(Excerpt from a dataset)

------------------------------

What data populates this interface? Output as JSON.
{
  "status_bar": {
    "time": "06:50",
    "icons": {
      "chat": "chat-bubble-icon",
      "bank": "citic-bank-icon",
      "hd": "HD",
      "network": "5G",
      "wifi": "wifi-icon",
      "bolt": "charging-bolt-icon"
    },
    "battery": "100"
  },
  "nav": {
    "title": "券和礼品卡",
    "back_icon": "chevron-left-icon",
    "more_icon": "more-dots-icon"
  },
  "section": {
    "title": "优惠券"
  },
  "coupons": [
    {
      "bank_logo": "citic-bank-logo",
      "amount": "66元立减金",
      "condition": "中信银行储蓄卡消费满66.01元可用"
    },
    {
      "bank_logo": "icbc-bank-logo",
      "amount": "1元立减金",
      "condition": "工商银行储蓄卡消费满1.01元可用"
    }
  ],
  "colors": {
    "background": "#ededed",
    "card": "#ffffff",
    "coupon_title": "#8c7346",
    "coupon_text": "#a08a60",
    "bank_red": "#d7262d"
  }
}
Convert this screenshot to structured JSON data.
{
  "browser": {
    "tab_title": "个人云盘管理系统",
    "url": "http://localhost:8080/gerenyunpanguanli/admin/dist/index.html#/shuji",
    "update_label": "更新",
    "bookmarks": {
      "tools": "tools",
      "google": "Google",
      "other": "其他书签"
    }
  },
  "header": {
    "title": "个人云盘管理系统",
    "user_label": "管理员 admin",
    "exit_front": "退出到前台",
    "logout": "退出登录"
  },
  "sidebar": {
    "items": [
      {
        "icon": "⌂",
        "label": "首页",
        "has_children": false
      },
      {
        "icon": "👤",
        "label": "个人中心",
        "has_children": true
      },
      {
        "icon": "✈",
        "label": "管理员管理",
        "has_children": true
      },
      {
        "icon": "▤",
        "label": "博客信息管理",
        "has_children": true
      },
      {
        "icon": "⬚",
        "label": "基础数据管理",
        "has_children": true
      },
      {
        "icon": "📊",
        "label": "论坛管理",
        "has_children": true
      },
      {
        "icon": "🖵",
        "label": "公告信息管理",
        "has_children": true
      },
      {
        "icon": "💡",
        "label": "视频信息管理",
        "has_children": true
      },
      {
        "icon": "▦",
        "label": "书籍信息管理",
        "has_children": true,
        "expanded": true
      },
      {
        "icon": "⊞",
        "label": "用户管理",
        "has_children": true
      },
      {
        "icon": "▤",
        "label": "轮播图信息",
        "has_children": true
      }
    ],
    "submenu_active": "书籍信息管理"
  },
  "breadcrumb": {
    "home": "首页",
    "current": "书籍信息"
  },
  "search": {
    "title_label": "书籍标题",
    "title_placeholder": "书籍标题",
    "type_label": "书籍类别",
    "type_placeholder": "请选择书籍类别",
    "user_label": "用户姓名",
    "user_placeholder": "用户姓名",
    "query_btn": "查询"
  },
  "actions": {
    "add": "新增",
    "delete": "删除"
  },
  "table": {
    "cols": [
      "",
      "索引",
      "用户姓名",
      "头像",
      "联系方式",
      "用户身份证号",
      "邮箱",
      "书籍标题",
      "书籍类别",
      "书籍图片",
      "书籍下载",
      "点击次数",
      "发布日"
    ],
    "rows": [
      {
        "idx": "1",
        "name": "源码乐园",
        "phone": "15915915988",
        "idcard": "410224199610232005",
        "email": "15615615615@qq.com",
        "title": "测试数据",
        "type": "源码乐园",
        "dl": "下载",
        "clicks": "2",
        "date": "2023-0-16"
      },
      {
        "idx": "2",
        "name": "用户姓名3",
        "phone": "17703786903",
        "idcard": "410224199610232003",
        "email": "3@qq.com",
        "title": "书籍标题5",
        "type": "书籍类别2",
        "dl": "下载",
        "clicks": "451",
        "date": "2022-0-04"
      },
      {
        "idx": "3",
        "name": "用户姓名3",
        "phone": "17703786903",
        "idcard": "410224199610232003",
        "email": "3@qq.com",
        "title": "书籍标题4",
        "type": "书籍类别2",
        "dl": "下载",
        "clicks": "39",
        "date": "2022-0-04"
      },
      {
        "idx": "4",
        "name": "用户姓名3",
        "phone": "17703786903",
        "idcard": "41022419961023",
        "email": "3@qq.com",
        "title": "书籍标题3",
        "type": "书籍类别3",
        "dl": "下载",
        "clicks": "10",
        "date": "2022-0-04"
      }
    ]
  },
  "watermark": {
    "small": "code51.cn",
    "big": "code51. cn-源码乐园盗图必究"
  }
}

------------------------------

→ **Written request**
Pick out every line above that holds the word "condition" and copy it.

→ **Response**
      "condition": "中信银行储蓄卡消费满66.01元可用"
      "condition": "工商银行储蓄卡消费满1.01元可用"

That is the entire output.